(Tarefa proposta 1): Atualize a parte da listagem que começa na linha que contém "x-tick-label: 98 xyxy=(192,370,209,382)" e termina na linha que contém "y2-tick-label: 16 xyxy=(372,218,388,229)", trocando "legend-label" por "legend-text" sem mudar mais nada. Devolva apenas essas linhas.
-------- Trecho do documento --------
Condenável é partido aparelhar movimentos e protestos,
impondo sua agenda particular às reivindicações coletivas. Isso é partidarismo.
Mas a presença de agremiações políticas é uma tradição democrática, e muito o
Brasil deve a elas. Esqueceram que na Campanha das Diretas (1984) e no Fora,
Collor (92) as bandeiras tremulavam nos comícios? Nos palanques, uniam-se
dirigentes de partidos para todos os gostos e muita gente que não ia com a cara
deles, mas estava unida para melhorar o Brasil.
Os que aplaudem a massa reprimindo militantes, tendo na
“vanguarda” neonazistas, têm partido, sim: o Partido da Intolerância, o Partido
do Ódio. Já vimos esse filme.
--------
(Tarefa proposta 2): Cite na íntegra o trecho sobre partidos e protestos, sem qualquer alteração.
-------- Registros extraídos --------
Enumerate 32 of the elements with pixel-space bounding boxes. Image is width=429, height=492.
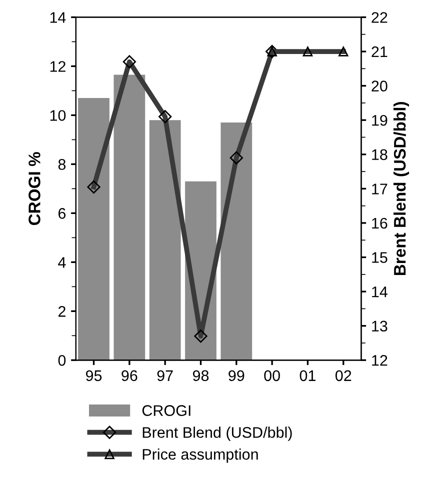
x-tick-label: 98 xyxy=(192,370,209,382)
y2-tick-label: 13 xyxy=(372,320,388,332)
y2-tick-label: 21 xyxy=(372,46,388,58)
legend-label: CROGI xyxy=(142,405,190,416)
y-tick-label: 12 xyxy=(50,61,66,72)
x-tick-label: 96 xyxy=(122,370,138,382)
y-tick-label: 14 xyxy=(50,12,66,23)
y2-axis-title: Brent Blend (USD/bbl) xyxy=(393,102,410,276)
y-tick-label: 4 xyxy=(58,257,66,268)
y-tick-label: 2 xyxy=(58,306,66,317)
y2-tick-label: 22 xyxy=(372,12,388,23)
y2-tick-label: 14 xyxy=(372,286,388,298)
y-tick-label: 10 xyxy=(50,110,66,121)
y2-tick-label: 12 xyxy=(372,355,388,366)
y2-tick-label: 15 xyxy=(372,252,388,263)
legend-label: Brent Blend (USD/bbl) xyxy=(142,426,292,441)
legend-label: Price assumption xyxy=(142,448,258,463)
x-tick-label: 95 xyxy=(86,370,102,382)
x-tick-label: 97 xyxy=(157,370,173,382)
x-tick-label: 02 xyxy=(335,370,352,382)
y2-tick-label: 20 xyxy=(372,80,388,92)
y2-tick-label: 18 xyxy=(372,149,388,160)
y-tick-label: 0 xyxy=(58,355,66,366)
y2-tick-label: 17 xyxy=(372,184,388,194)
x-tick-label: 01 xyxy=(300,370,316,382)
y-tick-label: 8 xyxy=(58,159,66,170)
y-axis-title: CROGI % xyxy=(28,152,40,226)
y2-tick-label: 16 xyxy=(372,218,388,229)
x-tick-label: 00 xyxy=(264,370,280,382)
y-tick-label: 6 xyxy=(58,208,66,219)
y2-tick-label: 19 xyxy=(372,114,388,126)
x-tick-label: 99 xyxy=(228,370,244,382)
--------
(Resultado final 1):
x-tick-label: 98 xyxy=(192,370,209,382)
y2-tick-label: 13 xyxy=(372,320,388,332)
y2-tick-label: 21 xyxy=(372,46,388,58)
legend-text: CROGI xyxy=(142,405,190,416)
y-tick-label: 12 xyxy=(50,61,66,72)
x-tick-label: 96 xyxy=(122,370,138,382)
y-tick-label: 14 xyxy=(50,12,66,23)
y2-axis-title: Brent Blend (USD/bbl) xyxy=(393,102,410,276)
y-tick-label: 4 xyxy=(58,257,66,268)
y-tick-label: 2 xyxy=(58,306,66,317)
y2-tick-label: 22 xyxy=(372,12,388,23)
y2-tick-label: 14 xyxy=(372,286,388,298)
y-tick-label: 10 xyxy=(50,110,66,121)
y2-tick-label: 12 xyxy=(372,355,388,366)
y2-tick-label: 15 xyxy=(372,252,388,263)
legend-text: Brent Blend (USD/bbl) xyxy=(142,426,292,441)
legend-text: Price assumption xyxy=(142,448,258,463)
x-tick-label: 95 xyxy=(86,370,102,382)
x-tick-label: 97 xyxy=(157,370,173,382)
x-tick-label: 02 xyxy=(335,370,352,382)
y2-tick-label: 20 xyxy=(372,80,388,92)
y2-tick-label: 18 xyxy=(372,149,388,160)
y-tick-label: 0 xyxy=(58,355,66,366)
y2-tick-label: 17 xyxy=(372,184,388,194)
x-tick-label: 01 xyxy=(300,370,316,382)
y-tick-label: 8 xyxy=(58,159,66,170)
y-axis-title: CROGI % xyxy=(28,152,40,226)
y2-tick-label: 16 xyxy=(372,218,388,229)

(Resultado final 2):
Condenável é partido aparelhar movimentos e protestos,
impondo sua agenda particular às reivindicações coletivas. Isso é partidarismo.
Mas a presença de agremiações políticas é uma tradição democrática, e muito o
Brasil deve a elas. Esqueceram que na Campanha das Diretas (1984) e no Fora,
Collor (92) as bandeiras tremulavam nos comícios? Nos palanques, uniam-se
dirigentes de partidos para todos os gostos e muita gente que não ia com a cara
deles, mas estava unida para melhorar o Brasil.
Os que aplaudem a massa reprimindo militantes, tendo na
“vanguarda” neonazistas, têm partido, sim: o Partido da Intolerância, o Partido
do Ódio. Já vimos esse filme.